= What needs to be done =
What follows are records. Restate all of them word for word.

= Listed records =
* * *
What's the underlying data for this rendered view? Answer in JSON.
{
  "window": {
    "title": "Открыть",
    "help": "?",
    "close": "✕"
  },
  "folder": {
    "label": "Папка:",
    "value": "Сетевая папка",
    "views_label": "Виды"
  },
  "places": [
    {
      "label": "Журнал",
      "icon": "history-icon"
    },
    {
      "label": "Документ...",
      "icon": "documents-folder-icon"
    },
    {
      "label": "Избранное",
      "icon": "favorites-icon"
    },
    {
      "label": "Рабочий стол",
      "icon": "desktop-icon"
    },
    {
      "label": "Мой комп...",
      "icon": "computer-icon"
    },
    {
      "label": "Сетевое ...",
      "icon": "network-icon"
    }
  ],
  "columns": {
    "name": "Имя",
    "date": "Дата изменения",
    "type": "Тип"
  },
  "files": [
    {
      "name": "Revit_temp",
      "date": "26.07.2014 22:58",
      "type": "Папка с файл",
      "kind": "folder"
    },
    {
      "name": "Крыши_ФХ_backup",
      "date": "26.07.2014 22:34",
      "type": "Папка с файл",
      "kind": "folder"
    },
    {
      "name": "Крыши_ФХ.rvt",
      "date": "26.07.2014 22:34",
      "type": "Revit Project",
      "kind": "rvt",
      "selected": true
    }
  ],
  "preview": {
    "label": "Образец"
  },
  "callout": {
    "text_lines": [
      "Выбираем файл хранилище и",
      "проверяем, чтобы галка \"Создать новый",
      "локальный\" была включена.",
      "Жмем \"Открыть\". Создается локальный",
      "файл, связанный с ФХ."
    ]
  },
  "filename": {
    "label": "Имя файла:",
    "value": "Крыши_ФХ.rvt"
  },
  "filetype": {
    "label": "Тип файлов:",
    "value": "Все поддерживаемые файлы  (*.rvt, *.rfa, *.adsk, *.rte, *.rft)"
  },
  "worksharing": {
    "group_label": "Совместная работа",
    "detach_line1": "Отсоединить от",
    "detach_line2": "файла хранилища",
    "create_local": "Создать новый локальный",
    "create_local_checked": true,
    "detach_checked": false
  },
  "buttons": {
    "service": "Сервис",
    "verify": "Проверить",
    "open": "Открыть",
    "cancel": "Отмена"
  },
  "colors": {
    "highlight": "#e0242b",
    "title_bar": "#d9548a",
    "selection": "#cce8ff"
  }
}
* * *
= Complete response =
What's the underlying data for this rendered view? Answer in JSON.
{
  "window": {
    "title": "Открыть",
    "help": "?",
    "close": "✕"
  },
  "folder": {
    "label": "Папка:",
    "value": "Сетевая папка",
    "views_label": "Виды"
  },
  "places": [
    {
      "label": "Журнал",
      "icon": "history-icon"
    },
    {
      "label": "Документ...",
      "icon": "documents-folder-icon"
    },
    {
      "label": "Избранное",
      "icon": "favorites-icon"
    },
    {
      "label": "Рабочий стол",
      "icon": "desktop-icon"
    },
    {
      "label": "Мой комп...",
      "icon": "computer-icon"
    },
    {
      "label": "Сетевое ...",
      "icon": "network-icon"
    }
  ],
  "columns": {
    "name": "Имя",
    "date": "Дата изменения",
    "type": "Тип"
  },
  "files": [
    {
      "name": "Revit_temp",
      "date": "26.07.2014 22:58",
      "type": "Папка с файл",
      "kind": "folder"
    },
    {
      "name": "Крыши_ФХ_backup",
      "date": "26.07.2014 22:34",
      "type": "Папка с файл",
      "kind": "folder"
    },
    {
      "name": "Крыши_ФХ.rvt",
      "date": "26.07.2014 22:34",
      "type": "Revit Project",
      "kind": "rvt",
      "selected": true
    }
  ],
  "preview": {
    "label": "Образец"
  },
  "callout": {
    "text_lines": [
      "Выбираем файл хранилище и",
      "проверяем, чтобы галка \"Создать новый",
      "локальный\" была включена.",
      "Жмем \"Открыть\". Создается локальный",
      "файл, связанный с ФХ."
    ]
  },
  "filename": {
    "label": "Имя файла:",
    "value": "Крыши_ФХ.rvt"
  },
  "filetype": {
    "label": "Тип файлов:",
    "value": "Все поддерживаемые файлы  (*.rvt, *.rfa, *.adsk, *.rte, *.rft)"
  },
  "worksharing": {
    "group_label": "Совместная работа",
    "detach_line1": "Отсоединить от",
    "detach_line2": "файла хранилища",
    "create_local": "Создать новый локальный",
    "create_local_checked": true,
    "detach_checked": false
  },
  "buttons": {
    "service": "Сервис",
    "verify": "Проверить",
    "open": "Открыть",
    "cancel": "Отмена"
  },
  "colors": {
    "highlight": "#e0242b",
    "title_bar": "#d9548a",
    "selection": "#cce8ff"
  }
}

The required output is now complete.